Records excerpted from a collection
------------------------

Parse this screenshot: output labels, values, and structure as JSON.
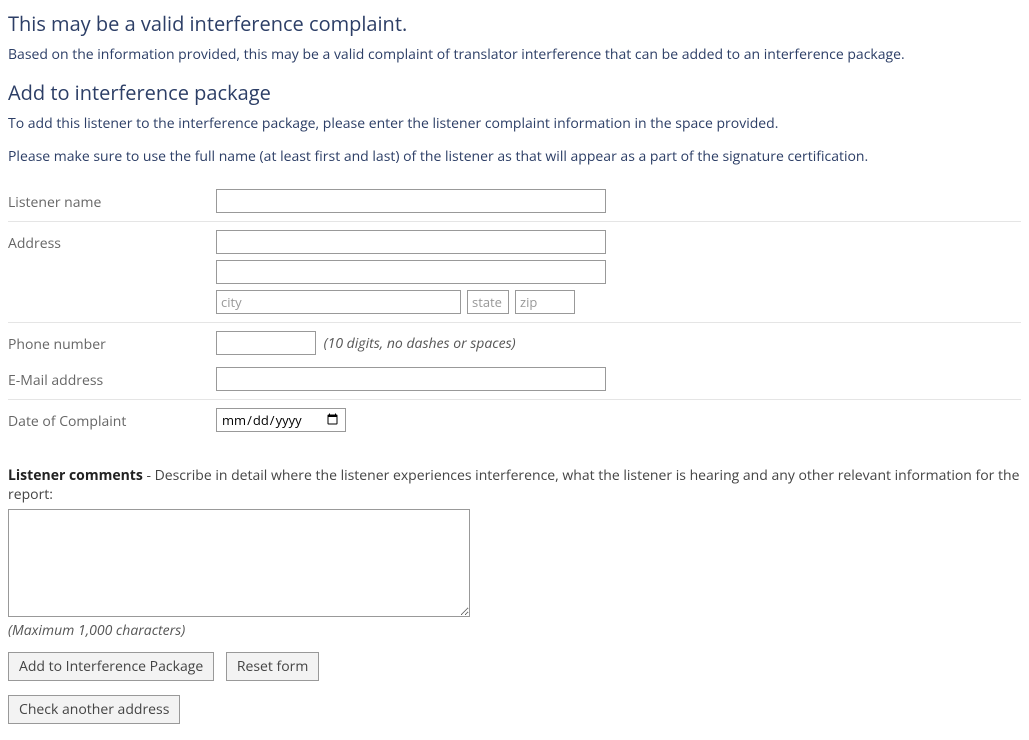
{
  "heading1": "This may be a valid interference complaint.",
  "para1": "Based on the information provided, this may be a valid complaint of translator interference that can be added to an interference package.",
  "heading2": "Add to interference package",
  "para2": "To add this listener to the interference package, please enter the listener complaint information in the space provided.",
  "para3": "Please make sure to use the full name (at least first and last) of the listener as that will appear as a part of the signature certification.",
  "labels": {
    "listener_name": "Listener name",
    "address": "Address",
    "phone": "Phone number",
    "email": "E-Mail address",
    "date": "Date of Complaint"
  },
  "placeholders": {
    "city": "city",
    "state": "state",
    "zip": "zip",
    "date": "mm/dd/yyyy"
  },
  "phone_hint": "(10 digits, no dashes or spaces)",
  "comments": {
    "label_strong": "Listener comments",
    "label_rest": " - Describe in detail where the listener experiences interference, what the listener is hearing and any other relevant information for the report:",
    "max": "(Maximum 1,000 characters)"
  },
  "buttons": {
    "add": "Add to Interference Package",
    "reset": "Reset form",
    "check": "Check another address"
  },
  "values": {
    "listener_name": "",
    "address1": "",
    "address2": "",
    "city": "",
    "state": "",
    "zip": "",
    "phone": "",
    "email": "",
    "date": "",
    "comments": ""
  }
}
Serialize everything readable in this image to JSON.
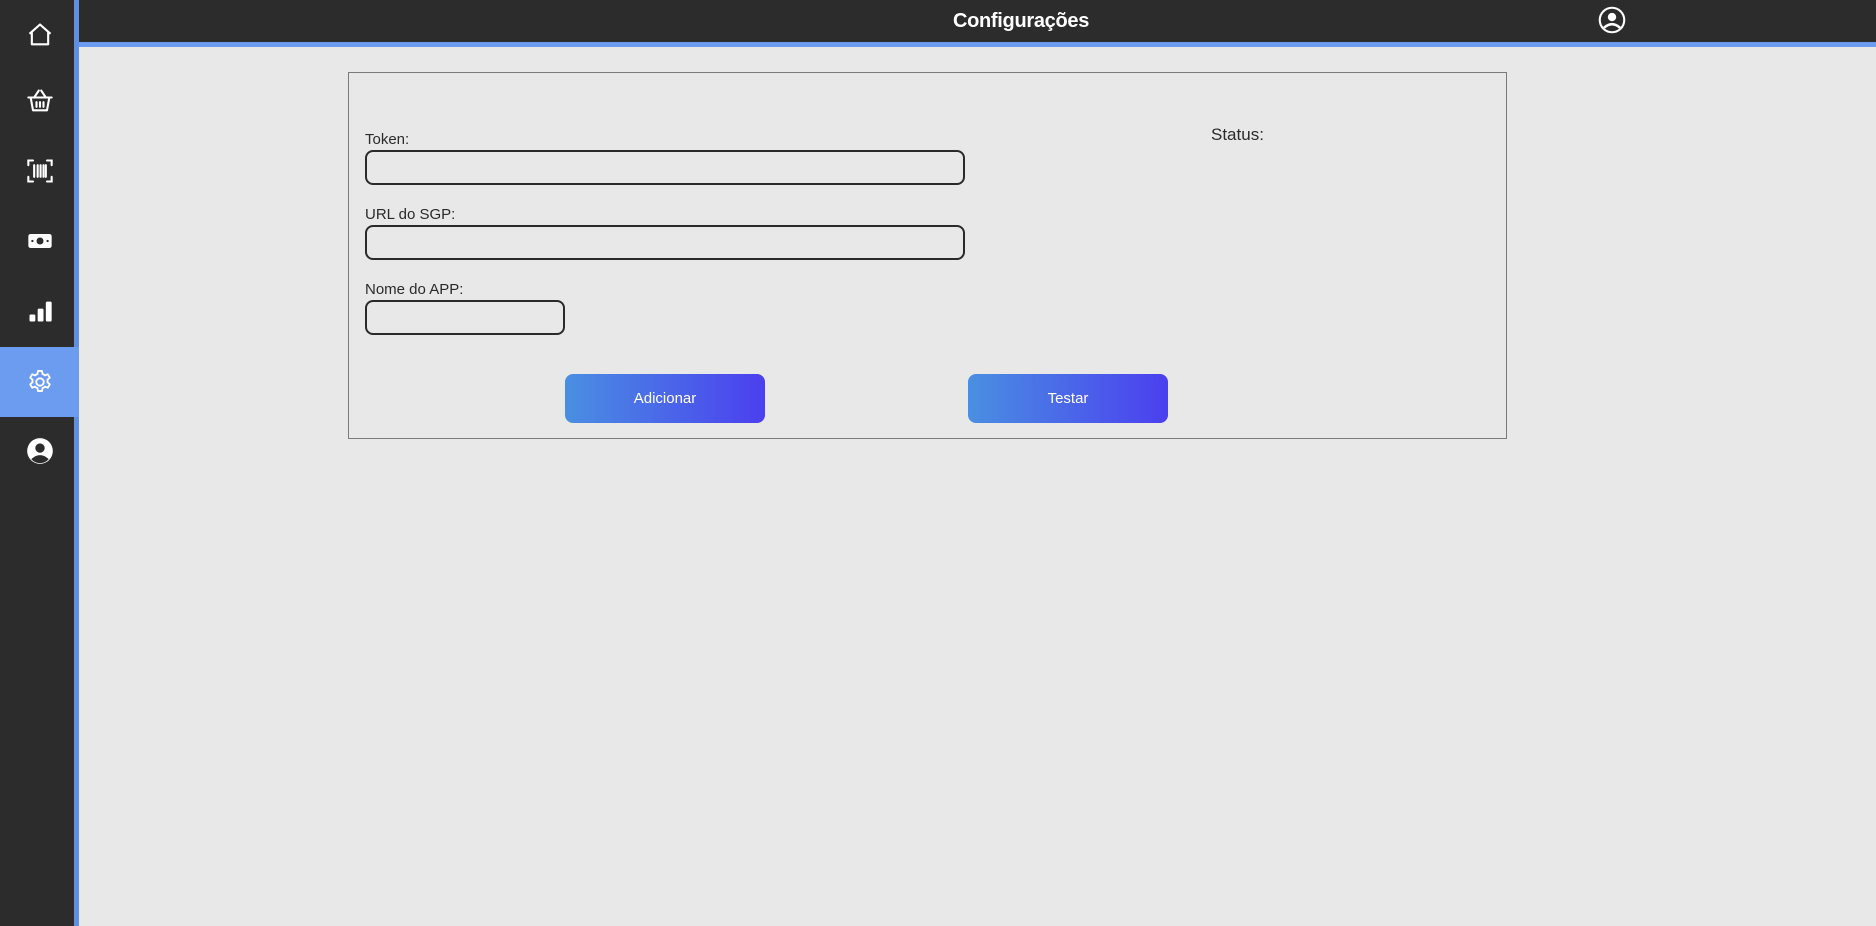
{
  "header": {
    "title": "Configurações",
    "user_icon": "user-circle-icon"
  },
  "sidebar": {
    "accent_color": "#6c9cf0",
    "items": [
      {
        "name": "home",
        "icon": "home-icon",
        "active": false
      },
      {
        "name": "basket",
        "icon": "basket-icon",
        "active": false
      },
      {
        "name": "barcode",
        "icon": "barcode-scan-icon",
        "active": false
      },
      {
        "name": "cash",
        "icon": "cash-icon",
        "active": false
      },
      {
        "name": "reports",
        "icon": "bar-chart-icon",
        "active": false
      },
      {
        "name": "settings",
        "icon": "gear-icon",
        "active": true
      },
      {
        "name": "profile",
        "icon": "user-circle-icon",
        "active": false
      }
    ]
  },
  "form": {
    "token": {
      "label": "Token:",
      "value": "",
      "placeholder": ""
    },
    "sgp_url": {
      "label": "URL do SGP:",
      "value": "",
      "placeholder": ""
    },
    "app_name": {
      "label": "Nome do APP:",
      "value": "",
      "placeholder": ""
    },
    "status_label": "Status:",
    "add_button": "Adicionar",
    "test_button": "Testar",
    "button_gradient": [
      "#4a8fe2",
      "#4b3fef"
    ]
  }
}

------------------------

» **INSTRUCTIONS TO FOLLOW**:
Reproduce the lines of the listing exactly, starting at the one that contains "Serialize everything readable" and continuing through the final line, but leave out the pictures.

» **ANSWER TO THE EXERCISE**:
Serialize everything readable in this image to JSON.
{
  "header": {
    "title": "Configurações",
    "user_icon": "user-circle-icon"
  },
  "sidebar": {
    "accent_color": "#6c9cf0",
    "items": [
      {
        "name": "home",
        "icon": "home-icon",
        "active": false
      },
      {
        "name": "basket",
        "icon": "basket-icon",
        "active": false
      },
      {
        "name": "barcode",
        "icon": "barcode-scan-icon",
        "active": false
      },
      {
        "name": "cash",
        "icon": "cash-icon",
        "active": false
      },
      {
        "name": "reports",
        "icon": "bar-chart-icon",
        "active": false
      },
      {
        "name": "settings",
        "icon": "gear-icon",
        "active": true
      },
      {
        "name": "profile",
        "icon": "user-circle-icon",
        "active": false
      }
    ]
  },
  "form": {
    "token": {
      "label": "Token:",
      "value": "",
      "placeholder": ""
    },
    "sgp_url": {
      "label": "URL do SGP:",
      "value": "",
      "placeholder": ""
    },
    "app_name": {
      "label": "Nome do APP:",
      "value": "",
      "placeholder": ""
    },
    "status_label": "Status:",
    "add_button": "Adicionar",
    "test_button": "Testar",
    "button_gradient": [
      "#4a8fe2",
      "#4b3fef"
    ]
  }
}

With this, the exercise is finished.